**Your task**
Every record below should be transcribed exactly. Omit the images.

** START **

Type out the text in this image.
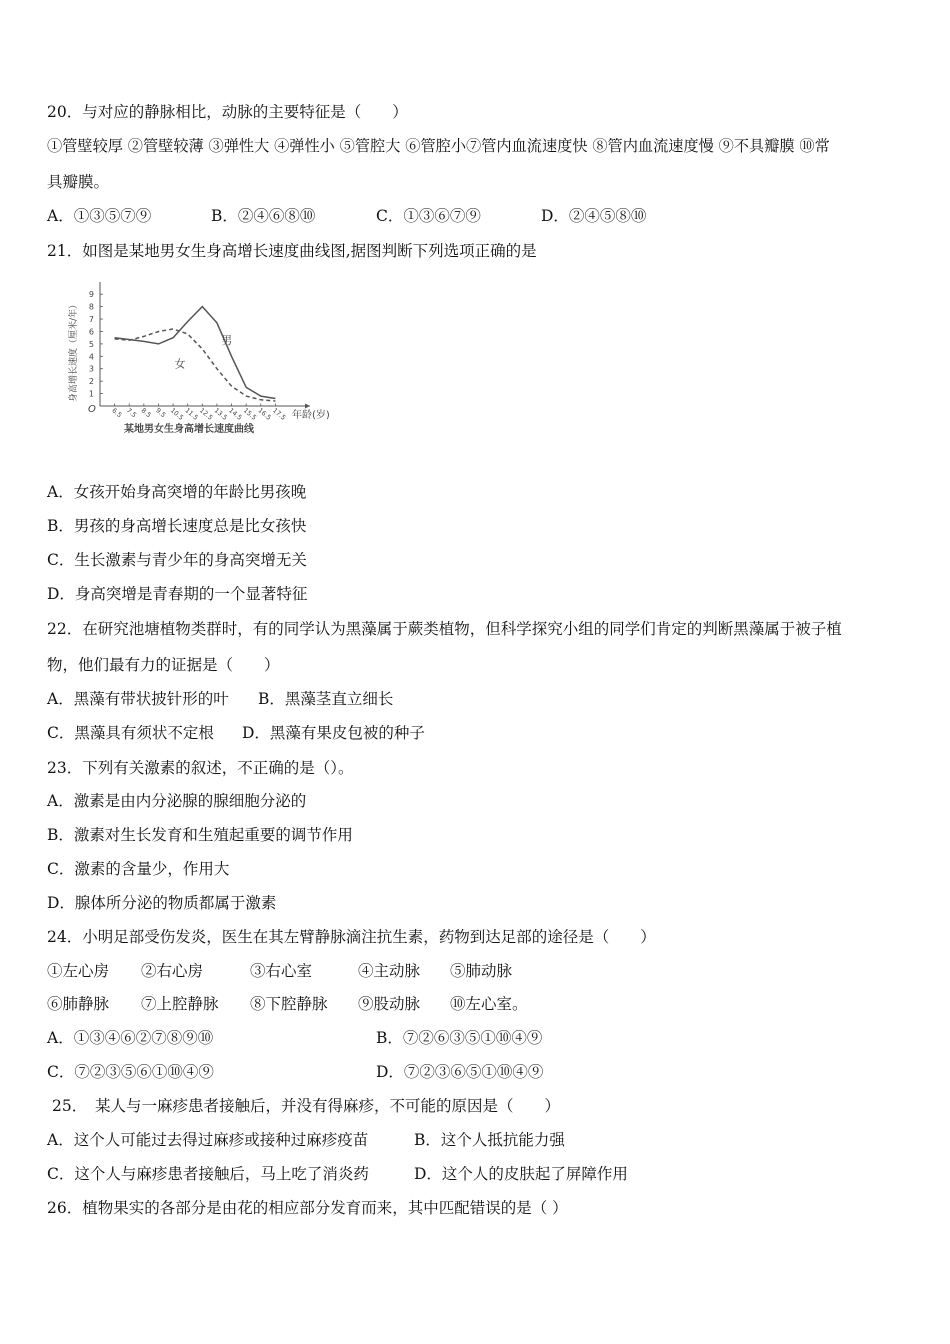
20．与对应的静脉相比，动脉的主要特征是（　　）
①管壁较厚 ②管壁较薄 ③弹性大 ④弹性小 ⑤管腔大 ⑥管腔小⑦管内血流速度快 ⑧管内血流速度慢 ⑨不具瓣膜 ⑩常
具瓣膜。
A．①③⑤⑦⑨	B．②④⑥⑧⑩	C．①③⑥⑦⑨	D．②④⑤⑧⑩
21．如图是某地男女生身高增长速度曲线图,据图判断下列选项正确的是
1
2
3
4
5
6
7
8
9
6.5 7.5 8.5 9.5 10.5
11.5
12.5
13.5
14.5
15.5
16.5
17.5
男
女
身高增长速度（厘米/年）
年龄(岁)
O
某地男女生身高增长速度曲线
A．女孩开始身高突增的年龄比男孩晚
B．男孩的身高增长速度总是比女孩快
C．生长激素与青少年的身高突增无关
D．身高突增是青春期的一个显著特征
22．在研究池塘植物类群时，有的同学认为黑藻属于蕨类植物，但科学探究小组的同学们肯定的判断黑藻属于被子植
物，他们最有力的证据是（　　）
A．黑藻有带状披针形的叶 B．黑藻茎直立细长
C．黑藻具有须状不定根 D．黑藻有果皮包被的种子
23．下列有关激素的叙述，不正确的是（）。
A．激素是由内分泌腺的腺细胞分泌的
B．激素对生长发育和生殖起重要的调节作用
C．激素的含量少，作用大
D．腺体所分泌的物质都属于激素
24．小明足部受伤发炎，医生在其左臂静脉滴注抗生素，药物到达足部的途径是（　　）
①左心房 ②右心房	③右心室	④主动脉 ⑤肺动脉
⑥肺静脉 ⑦上腔静脉 ⑧下腔静脉 ⑨股动脉 ⑩左心室。
A．①③④⑥②⑦⑧⑨⑩	B．⑦②⑥③⑤①⑩④⑨
C．⑦②③⑤⑥①⑩④⑨	D．⑦②③⑥⑤①⑩④⑨
25．　某人与一麻疹患者接触后，并没有得麻疹，不可能的原因是（　　）
A．这个人可能过去得过麻疹或接种过麻疹疫苗	B．这个人抵抗能力强
C．这个人与麻疹患者接触后，马上吃了消炎药	D．这个人的皮肤起了屏障作用
26．植物果实的各部分是由花的相应部分发育而来，其中匹配错误的是（ ）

** END **

**Complete answer**
Type out the text in this image.
20．与对应的静脉相比，动脉的主要特征是（　　）
①管壁较厚 ②管壁较薄 ③弹性大 ④弹性小 ⑤管腔大 ⑥管腔小⑦管内血流速度快 ⑧管内血流速度慢 ⑨不具瓣膜 ⑩常
具瓣膜。
A．①③⑤⑦⑨	B．②④⑥⑧⑩	C．①③⑥⑦⑨	D．②④⑤⑧⑩
21．如图是某地男女生身高增长速度曲线图,据图判断下列选项正确的是
1
2
3
4
5
6
7
8
9
6.5 7.5 8.5 9.5 10.5
11.5
12.5
13.5
14.5
15.5
16.5
17.5
男
女
身高增长速度（厘米/年）
年龄(岁)
O
某地男女生身高增长速度曲线
A．女孩开始身高突增的年龄比男孩晚
B．男孩的身高增长速度总是比女孩快
C．生长激素与青少年的身高突增无关
D．身高突增是青春期的一个显著特征
22．在研究池塘植物类群时，有的同学认为黑藻属于蕨类植物，但科学探究小组的同学们肯定的判断黑藻属于被子植
物，他们最有力的证据是（　　）
A．黑藻有带状披针形的叶 B．黑藻茎直立细长
C．黑藻具有须状不定根 D．黑藻有果皮包被的种子
23．下列有关激素的叙述，不正确的是（）。
A．激素是由内分泌腺的腺细胞分泌的
B．激素对生长发育和生殖起重要的调节作用
C．激素的含量少，作用大
D．腺体所分泌的物质都属于激素
24．小明足部受伤发炎，医生在其左臂静脉滴注抗生素，药物到达足部的途径是（　　）
①左心房 ②右心房	③右心室	④主动脉 ⑤肺动脉
⑥肺静脉 ⑦上腔静脉 ⑧下腔静脉 ⑨股动脉 ⑩左心室。
A．①③④⑥②⑦⑧⑨⑩	B．⑦②⑥③⑤①⑩④⑨
C．⑦②③⑤⑥①⑩④⑨	D．⑦②③⑥⑤①⑩④⑨
25．　某人与一麻疹患者接触后，并没有得麻疹，不可能的原因是（　　）
A．这个人可能过去得过麻疹或接种过麻疹疫苗	B．这个人抵抗能力强
C．这个人与麻疹患者接触后，马上吃了消炎药	D．这个人的皮肤起了屏障作用
26．植物果实的各部分是由花的相应部分发育而来，其中匹配错误的是（ ）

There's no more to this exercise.